* _WHAT THE TASK ASKS_
Below is a listing; reproduce each line of it exactly.

○ ○ ○ ○ ○ ○ ○

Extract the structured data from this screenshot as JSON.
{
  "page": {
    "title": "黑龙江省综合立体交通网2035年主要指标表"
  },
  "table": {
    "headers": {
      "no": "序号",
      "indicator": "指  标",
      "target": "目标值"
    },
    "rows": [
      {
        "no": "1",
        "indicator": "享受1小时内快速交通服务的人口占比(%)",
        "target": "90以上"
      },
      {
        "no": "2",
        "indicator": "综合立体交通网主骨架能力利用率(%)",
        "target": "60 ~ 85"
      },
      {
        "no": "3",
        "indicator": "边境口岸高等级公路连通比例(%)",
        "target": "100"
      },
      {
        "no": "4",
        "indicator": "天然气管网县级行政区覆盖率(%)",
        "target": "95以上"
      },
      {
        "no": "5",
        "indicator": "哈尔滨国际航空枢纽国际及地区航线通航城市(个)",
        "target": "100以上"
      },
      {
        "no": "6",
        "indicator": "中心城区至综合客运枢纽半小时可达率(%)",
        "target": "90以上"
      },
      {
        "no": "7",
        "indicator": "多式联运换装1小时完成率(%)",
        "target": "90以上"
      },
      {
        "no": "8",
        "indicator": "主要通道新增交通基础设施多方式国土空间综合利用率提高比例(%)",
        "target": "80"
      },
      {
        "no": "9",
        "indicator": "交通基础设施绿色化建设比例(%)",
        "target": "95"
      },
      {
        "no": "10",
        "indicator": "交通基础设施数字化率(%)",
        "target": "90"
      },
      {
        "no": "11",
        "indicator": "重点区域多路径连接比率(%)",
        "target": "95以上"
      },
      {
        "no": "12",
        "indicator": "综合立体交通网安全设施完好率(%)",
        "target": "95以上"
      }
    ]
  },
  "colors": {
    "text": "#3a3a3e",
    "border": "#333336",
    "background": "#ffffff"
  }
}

○ ○ ○ ○ ○ ○ ○

* _ANSWER TO THE EXERCISE_
Extract the structured data from this screenshot as JSON.
{
  "page": {
    "title": "黑龙江省综合立体交通网2035年主要指标表"
  },
  "table": {
    "headers": {
      "no": "序号",
      "indicator": "指  标",
      "target": "目标值"
    },
    "rows": [
      {
        "no": "1",
        "indicator": "享受1小时内快速交通服务的人口占比(%)",
        "target": "90以上"
      },
      {
        "no": "2",
        "indicator": "综合立体交通网主骨架能力利用率(%)",
        "target": "60 ~ 85"
      },
      {
        "no": "3",
        "indicator": "边境口岸高等级公路连通比例(%)",
        "target": "100"
      },
      {
        "no": "4",
        "indicator": "天然气管网县级行政区覆盖率(%)",
        "target": "95以上"
      },
      {
        "no": "5",
        "indicator": "哈尔滨国际航空枢纽国际及地区航线通航城市(个)",
        "target": "100以上"
      },
      {
        "no": "6",
        "indicator": "中心城区至综合客运枢纽半小时可达率(%)",
        "target": "90以上"
      },
      {
        "no": "7",
        "indicator": "多式联运换装1小时完成率(%)",
        "target": "90以上"
      },
      {
        "no": "8",
        "indicator": "主要通道新增交通基础设施多方式国土空间综合利用率提高比例(%)",
        "target": "80"
      },
      {
        "no": "9",
        "indicator": "交通基础设施绿色化建设比例(%)",
        "target": "95"
      },
      {
        "no": "10",
        "indicator": "交通基础设施数字化率(%)",
        "target": "90"
      },
      {
        "no": "11",
        "indicator": "重点区域多路径连接比率(%)",
        "target": "95以上"
      },
      {
        "no": "12",
        "indicator": "综合立体交通网安全设施完好率(%)",
        "target": "95以上"
      }
    ]
  },
  "colors": {
    "text": "#3a3a3e",
    "border": "#333336",
    "background": "#ffffff"
  }
}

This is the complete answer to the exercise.